**Dataset rows**
------------------------------

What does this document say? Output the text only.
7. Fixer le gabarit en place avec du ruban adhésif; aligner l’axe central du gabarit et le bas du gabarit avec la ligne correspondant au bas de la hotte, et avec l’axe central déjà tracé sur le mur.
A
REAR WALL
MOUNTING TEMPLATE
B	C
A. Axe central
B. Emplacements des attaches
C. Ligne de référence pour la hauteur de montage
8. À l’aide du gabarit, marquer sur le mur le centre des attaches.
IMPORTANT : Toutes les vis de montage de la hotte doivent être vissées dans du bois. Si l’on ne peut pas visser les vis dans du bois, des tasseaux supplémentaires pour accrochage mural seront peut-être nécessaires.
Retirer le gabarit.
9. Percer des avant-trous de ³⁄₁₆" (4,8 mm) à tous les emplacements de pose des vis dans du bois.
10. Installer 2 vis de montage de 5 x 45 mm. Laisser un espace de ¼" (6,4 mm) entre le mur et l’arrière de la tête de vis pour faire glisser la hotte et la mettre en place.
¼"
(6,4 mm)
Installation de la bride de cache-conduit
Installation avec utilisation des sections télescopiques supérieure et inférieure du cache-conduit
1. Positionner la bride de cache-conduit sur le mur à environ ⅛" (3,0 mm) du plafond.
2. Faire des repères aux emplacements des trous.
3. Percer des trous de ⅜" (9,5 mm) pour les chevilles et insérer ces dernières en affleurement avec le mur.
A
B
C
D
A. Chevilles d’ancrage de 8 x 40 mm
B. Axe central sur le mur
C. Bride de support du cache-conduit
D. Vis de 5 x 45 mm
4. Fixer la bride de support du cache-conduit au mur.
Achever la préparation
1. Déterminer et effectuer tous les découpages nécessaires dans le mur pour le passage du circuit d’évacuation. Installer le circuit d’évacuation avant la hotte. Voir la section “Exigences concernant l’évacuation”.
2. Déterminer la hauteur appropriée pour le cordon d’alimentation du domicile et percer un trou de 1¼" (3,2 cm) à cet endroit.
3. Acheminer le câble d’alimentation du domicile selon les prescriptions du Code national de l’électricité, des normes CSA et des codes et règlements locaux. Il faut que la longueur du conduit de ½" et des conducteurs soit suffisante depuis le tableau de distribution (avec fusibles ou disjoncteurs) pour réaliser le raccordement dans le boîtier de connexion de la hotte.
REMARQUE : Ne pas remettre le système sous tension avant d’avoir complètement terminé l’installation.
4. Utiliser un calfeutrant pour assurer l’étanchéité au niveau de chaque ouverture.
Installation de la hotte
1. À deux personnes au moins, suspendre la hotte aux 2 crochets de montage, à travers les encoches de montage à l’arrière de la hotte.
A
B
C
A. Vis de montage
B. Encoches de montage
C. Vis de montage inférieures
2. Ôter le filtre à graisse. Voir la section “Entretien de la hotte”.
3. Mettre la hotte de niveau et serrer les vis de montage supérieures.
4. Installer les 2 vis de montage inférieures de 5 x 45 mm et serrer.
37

------------------------------

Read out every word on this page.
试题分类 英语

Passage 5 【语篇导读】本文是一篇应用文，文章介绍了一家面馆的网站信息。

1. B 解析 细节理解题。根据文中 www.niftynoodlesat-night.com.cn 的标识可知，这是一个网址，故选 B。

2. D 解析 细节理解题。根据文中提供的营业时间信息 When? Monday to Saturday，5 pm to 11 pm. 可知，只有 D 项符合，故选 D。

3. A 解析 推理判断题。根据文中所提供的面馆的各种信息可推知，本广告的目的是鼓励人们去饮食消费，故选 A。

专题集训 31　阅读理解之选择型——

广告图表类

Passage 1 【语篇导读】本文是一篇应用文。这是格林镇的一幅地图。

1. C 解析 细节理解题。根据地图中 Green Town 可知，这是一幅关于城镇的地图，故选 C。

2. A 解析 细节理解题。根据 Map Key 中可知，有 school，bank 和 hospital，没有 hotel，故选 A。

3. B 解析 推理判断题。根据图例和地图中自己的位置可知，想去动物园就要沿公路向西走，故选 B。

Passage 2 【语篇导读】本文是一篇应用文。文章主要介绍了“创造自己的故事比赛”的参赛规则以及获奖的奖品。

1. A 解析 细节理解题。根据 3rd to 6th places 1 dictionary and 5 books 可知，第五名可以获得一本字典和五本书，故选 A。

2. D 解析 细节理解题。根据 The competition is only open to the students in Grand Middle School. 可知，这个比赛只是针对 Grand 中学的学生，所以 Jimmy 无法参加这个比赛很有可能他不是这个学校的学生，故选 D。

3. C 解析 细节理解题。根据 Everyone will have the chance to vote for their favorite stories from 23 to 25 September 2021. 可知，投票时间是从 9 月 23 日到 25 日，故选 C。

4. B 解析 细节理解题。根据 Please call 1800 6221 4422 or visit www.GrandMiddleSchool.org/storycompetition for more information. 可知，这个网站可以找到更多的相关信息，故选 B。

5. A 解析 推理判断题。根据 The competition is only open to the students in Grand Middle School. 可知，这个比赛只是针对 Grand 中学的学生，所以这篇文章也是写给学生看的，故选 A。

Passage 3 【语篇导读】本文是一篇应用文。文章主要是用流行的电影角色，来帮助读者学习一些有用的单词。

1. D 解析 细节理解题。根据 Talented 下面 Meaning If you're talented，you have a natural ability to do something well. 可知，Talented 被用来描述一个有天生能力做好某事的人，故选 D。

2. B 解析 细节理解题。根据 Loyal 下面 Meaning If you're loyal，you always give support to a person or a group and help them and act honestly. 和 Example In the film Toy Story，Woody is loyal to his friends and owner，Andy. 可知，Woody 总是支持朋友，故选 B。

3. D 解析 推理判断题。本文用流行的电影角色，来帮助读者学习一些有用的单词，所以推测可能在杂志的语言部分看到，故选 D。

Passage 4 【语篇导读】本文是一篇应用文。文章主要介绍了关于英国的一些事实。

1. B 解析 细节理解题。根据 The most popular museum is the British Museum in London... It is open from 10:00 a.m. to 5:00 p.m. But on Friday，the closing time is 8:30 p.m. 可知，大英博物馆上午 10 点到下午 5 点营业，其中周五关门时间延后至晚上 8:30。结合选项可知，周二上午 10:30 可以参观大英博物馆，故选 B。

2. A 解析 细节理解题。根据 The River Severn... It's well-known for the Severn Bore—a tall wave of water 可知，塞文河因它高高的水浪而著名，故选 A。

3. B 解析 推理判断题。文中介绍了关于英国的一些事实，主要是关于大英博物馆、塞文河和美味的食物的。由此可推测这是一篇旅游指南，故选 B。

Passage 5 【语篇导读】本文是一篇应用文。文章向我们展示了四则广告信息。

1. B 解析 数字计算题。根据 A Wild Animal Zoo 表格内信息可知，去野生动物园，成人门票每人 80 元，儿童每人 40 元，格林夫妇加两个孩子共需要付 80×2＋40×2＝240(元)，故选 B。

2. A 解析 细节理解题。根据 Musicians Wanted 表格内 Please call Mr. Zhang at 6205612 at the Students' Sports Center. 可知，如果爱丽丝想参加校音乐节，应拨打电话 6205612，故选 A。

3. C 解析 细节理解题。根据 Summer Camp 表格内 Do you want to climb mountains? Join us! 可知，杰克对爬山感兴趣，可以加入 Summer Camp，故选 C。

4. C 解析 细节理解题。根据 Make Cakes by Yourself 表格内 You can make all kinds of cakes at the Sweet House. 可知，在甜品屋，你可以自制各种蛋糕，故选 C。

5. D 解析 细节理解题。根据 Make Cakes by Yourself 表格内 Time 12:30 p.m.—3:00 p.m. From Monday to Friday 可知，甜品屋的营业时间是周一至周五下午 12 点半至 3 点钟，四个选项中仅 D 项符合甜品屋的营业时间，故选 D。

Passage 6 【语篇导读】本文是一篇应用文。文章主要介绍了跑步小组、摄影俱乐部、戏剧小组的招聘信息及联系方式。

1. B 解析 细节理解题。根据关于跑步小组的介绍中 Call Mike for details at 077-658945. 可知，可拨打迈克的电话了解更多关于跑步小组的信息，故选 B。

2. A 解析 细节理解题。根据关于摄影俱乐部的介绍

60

------------------------------

**Stated task**
Check each line above for "来帮助读者学习一些有用的单词" and return the ones that have it.

**Solution below**
Passage 3 【语篇导读】本文是一篇应用文。文章主要是用流行的电影角色，来帮助读者学习一些有用的单词。
3. D 解析 推理判断题。本文用流行的电影角色，来帮助读者学习一些有用的单词，所以推测可能在杂志的语言部分看到，故选 D。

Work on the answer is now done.